## Goal of the exercise
Each line of the material below that holds the word "Crestview" needs to be copied.

## Extracted material
^^^^^^^^

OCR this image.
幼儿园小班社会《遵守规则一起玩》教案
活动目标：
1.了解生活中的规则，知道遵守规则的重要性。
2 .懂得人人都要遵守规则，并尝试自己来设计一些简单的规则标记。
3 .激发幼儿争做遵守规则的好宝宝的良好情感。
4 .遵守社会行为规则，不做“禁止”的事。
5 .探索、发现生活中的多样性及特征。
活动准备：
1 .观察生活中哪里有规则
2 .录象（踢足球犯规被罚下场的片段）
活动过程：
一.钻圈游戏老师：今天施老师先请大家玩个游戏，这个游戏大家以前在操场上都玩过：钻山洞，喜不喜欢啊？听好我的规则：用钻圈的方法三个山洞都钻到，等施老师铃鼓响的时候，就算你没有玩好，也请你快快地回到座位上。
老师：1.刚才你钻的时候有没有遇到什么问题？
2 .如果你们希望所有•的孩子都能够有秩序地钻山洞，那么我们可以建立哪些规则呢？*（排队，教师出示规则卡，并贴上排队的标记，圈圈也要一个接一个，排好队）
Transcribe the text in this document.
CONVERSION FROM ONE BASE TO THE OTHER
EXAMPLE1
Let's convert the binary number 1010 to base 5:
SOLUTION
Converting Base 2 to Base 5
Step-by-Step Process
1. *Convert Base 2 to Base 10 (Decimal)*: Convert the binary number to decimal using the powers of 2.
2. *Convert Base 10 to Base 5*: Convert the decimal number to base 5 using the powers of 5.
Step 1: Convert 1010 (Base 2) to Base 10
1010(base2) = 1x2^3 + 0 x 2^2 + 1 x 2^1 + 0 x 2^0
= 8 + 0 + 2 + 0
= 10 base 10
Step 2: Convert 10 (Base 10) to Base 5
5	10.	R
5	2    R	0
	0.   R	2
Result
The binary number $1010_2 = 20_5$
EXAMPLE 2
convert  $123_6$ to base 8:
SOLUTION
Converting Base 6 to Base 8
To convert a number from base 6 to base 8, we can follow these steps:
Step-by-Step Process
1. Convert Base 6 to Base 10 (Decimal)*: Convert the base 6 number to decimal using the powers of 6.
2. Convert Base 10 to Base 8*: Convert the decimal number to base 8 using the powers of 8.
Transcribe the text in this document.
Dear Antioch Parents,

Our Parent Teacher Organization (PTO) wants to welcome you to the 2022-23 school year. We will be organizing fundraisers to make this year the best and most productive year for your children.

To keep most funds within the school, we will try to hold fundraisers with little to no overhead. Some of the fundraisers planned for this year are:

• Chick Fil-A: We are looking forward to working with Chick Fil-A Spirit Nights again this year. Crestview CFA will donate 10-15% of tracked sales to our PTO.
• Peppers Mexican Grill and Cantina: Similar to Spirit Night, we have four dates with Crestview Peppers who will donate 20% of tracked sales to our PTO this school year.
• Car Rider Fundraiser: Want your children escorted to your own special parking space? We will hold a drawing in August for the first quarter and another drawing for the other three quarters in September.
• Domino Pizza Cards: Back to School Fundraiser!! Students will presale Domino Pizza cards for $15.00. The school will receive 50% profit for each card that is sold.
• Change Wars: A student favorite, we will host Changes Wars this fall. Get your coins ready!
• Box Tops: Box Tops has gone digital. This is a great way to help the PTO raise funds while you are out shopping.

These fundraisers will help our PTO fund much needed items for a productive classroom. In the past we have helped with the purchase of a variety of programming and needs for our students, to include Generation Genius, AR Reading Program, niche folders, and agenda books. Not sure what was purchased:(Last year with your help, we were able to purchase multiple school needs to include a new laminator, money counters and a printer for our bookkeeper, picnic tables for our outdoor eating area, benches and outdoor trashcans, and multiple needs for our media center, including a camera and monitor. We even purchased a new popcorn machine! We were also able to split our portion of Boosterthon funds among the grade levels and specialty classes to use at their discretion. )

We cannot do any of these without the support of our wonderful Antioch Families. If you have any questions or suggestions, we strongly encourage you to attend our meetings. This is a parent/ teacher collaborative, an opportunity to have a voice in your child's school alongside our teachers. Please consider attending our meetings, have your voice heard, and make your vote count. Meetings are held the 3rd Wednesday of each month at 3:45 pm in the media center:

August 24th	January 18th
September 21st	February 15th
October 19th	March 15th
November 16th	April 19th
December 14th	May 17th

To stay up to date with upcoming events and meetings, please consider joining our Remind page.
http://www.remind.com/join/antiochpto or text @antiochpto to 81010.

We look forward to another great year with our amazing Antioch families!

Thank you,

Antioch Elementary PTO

^^^^^^^^

## Answer for the task
• Chick Fil-A: We are looking forward to working with Chick Fil-A Spirit Nights again this year. Crestview CFA will donate 10-15% of tracked sales to our PTO.
• Peppers Mexican Grill and Cantina: Similar to Spirit Night, we have four dates with Crestview Peppers who will donate 20% of tracked sales to our PTO this school year.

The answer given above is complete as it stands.